▶ [Exercise brief] In the entries that follow, find the word "propuesta" and report each line it is on.

════════════════════

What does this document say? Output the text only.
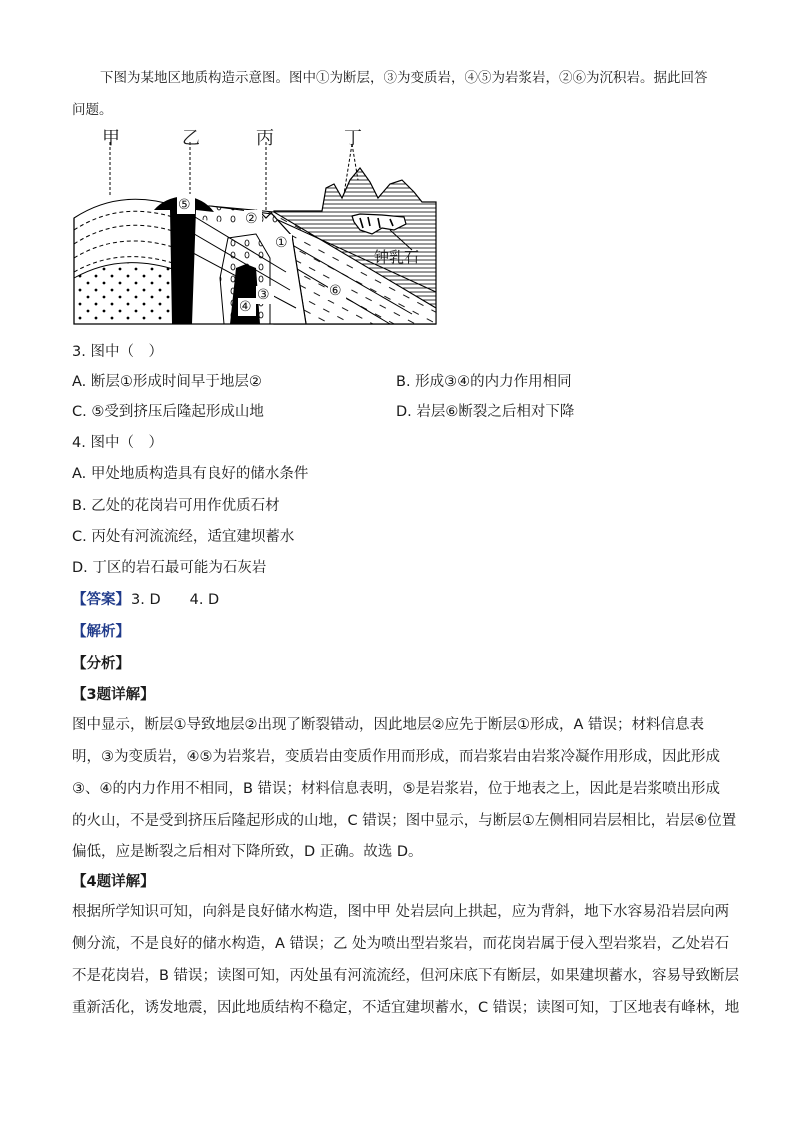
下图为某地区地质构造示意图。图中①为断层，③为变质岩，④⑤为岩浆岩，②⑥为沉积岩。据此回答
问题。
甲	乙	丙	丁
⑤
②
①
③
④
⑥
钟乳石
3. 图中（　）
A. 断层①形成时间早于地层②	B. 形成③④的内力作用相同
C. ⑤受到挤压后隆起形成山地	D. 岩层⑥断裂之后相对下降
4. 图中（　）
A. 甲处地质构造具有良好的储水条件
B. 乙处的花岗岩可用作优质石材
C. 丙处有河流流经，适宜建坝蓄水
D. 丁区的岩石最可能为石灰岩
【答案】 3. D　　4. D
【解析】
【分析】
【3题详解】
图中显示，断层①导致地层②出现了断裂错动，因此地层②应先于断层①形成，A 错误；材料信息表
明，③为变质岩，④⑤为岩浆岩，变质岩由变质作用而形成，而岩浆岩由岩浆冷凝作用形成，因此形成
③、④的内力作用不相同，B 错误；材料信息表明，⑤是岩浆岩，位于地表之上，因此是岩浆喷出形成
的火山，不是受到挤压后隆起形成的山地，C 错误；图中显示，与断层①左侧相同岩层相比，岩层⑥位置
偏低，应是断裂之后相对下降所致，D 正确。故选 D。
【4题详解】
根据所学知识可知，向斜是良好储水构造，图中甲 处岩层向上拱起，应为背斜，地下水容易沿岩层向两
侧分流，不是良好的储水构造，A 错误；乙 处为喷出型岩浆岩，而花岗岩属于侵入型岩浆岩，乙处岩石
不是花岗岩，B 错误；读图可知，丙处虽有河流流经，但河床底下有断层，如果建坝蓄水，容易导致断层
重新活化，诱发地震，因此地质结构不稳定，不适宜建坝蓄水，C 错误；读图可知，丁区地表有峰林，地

════════════════════

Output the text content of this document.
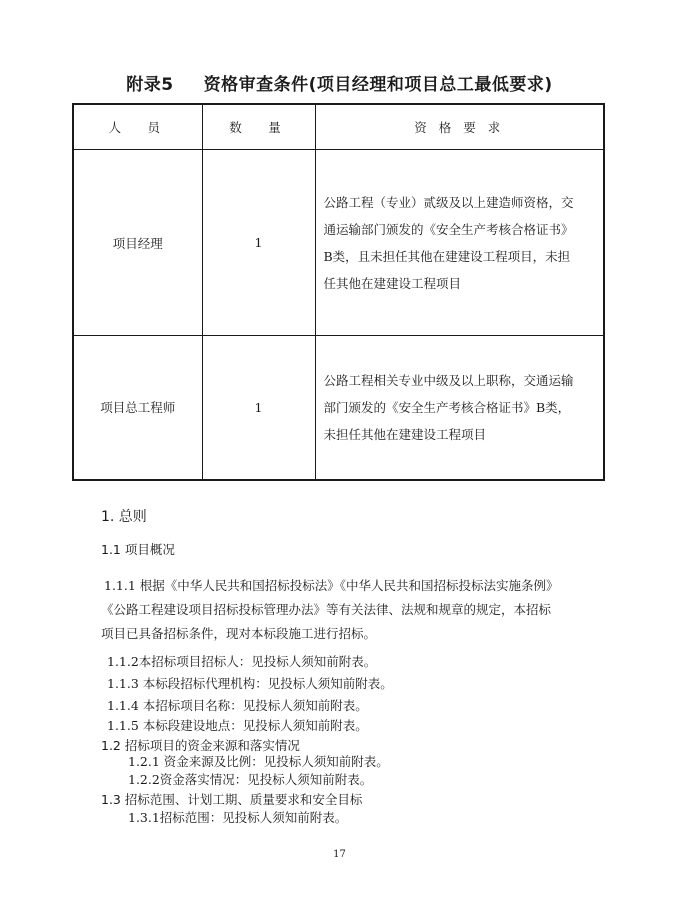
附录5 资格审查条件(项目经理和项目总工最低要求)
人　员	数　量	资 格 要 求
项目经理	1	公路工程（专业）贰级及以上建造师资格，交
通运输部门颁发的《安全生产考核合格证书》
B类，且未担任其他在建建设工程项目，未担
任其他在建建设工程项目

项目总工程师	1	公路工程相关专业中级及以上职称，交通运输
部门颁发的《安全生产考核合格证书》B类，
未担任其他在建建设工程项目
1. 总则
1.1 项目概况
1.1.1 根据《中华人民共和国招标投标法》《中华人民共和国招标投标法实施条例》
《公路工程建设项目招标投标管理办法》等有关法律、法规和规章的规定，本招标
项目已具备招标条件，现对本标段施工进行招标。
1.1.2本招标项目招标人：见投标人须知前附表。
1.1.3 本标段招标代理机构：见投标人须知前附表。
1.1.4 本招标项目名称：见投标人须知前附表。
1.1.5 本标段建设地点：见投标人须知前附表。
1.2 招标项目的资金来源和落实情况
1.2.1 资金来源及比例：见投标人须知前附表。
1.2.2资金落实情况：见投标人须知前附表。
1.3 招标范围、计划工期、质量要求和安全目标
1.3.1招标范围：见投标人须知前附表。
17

════════════════════

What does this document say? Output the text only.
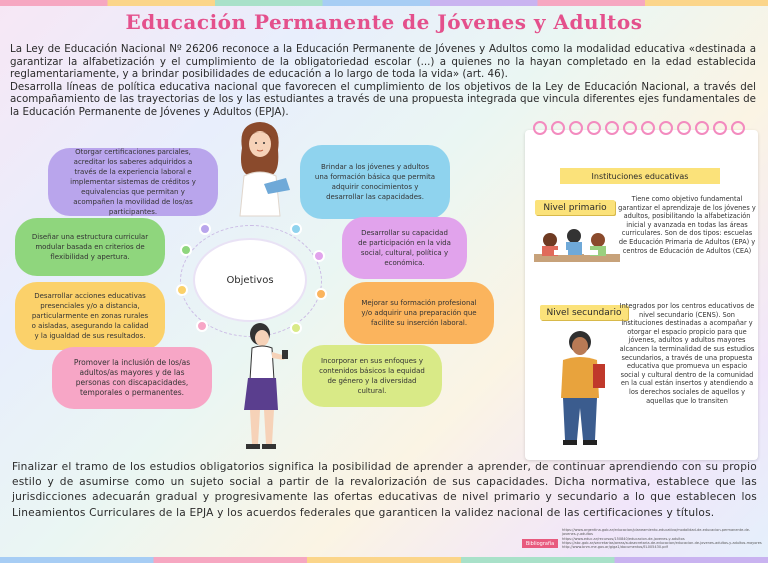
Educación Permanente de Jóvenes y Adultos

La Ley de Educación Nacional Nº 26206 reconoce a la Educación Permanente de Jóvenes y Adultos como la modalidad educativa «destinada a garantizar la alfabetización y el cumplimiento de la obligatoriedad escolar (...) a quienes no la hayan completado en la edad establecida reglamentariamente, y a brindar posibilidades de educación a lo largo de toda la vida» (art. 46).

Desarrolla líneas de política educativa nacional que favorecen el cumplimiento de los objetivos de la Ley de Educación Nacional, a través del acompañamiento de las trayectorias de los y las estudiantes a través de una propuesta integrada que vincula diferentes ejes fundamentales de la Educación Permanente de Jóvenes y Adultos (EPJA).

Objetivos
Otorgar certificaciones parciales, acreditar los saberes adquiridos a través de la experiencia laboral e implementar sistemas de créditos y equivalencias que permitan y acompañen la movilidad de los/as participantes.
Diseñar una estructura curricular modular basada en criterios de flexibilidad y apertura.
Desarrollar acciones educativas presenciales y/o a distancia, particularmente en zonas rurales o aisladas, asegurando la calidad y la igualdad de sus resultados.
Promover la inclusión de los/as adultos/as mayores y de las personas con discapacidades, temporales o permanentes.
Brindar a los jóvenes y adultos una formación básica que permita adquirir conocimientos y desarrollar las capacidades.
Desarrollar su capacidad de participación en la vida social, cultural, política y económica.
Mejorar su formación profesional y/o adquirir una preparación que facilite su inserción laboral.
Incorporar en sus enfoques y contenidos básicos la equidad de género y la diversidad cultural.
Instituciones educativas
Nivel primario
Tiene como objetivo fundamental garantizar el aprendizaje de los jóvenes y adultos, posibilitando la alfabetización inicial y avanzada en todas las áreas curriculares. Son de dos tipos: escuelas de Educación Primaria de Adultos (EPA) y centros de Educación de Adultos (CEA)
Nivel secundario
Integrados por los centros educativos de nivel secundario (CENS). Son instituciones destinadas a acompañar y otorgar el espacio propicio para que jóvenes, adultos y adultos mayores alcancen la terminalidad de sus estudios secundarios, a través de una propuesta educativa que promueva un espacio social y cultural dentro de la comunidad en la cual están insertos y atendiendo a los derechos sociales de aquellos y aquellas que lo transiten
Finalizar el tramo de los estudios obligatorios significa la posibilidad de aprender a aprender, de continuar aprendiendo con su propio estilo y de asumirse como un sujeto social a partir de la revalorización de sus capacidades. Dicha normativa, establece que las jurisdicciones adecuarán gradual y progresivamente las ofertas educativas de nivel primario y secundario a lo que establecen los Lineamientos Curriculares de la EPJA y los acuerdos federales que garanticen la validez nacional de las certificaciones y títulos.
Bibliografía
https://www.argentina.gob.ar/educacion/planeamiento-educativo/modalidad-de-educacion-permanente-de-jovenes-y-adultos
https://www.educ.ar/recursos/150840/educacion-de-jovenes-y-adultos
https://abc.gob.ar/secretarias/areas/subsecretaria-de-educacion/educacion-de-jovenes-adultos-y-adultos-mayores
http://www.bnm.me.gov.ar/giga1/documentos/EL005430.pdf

════════════════════

▶ [Answer for the task]
Desarrolla líneas de política educativa nacional que favorecen el cumplimiento de los objetivos de la Ley de Educación Nacional, a través del acompañamiento de las trayectorias de los y las estudiantes a través de una propuesta integrada que vincula diferentes ejes fundamentales de la Educación Permanente de Jóvenes y Adultos (EPJA).
Integrados por los centros educativos de nivel secundario (CENS). Son instituciones destinadas a acompañar y otorgar el espacio propicio para que jóvenes, adultos y adultos mayores alcancen la terminalidad de sus estudios secundarios, a través de una propuesta educativa que promueva un espacio social y cultural dentro de la comunidad en la cual están insertos y atendiendo a los derechos sociales de aquellos y aquellas que lo transiten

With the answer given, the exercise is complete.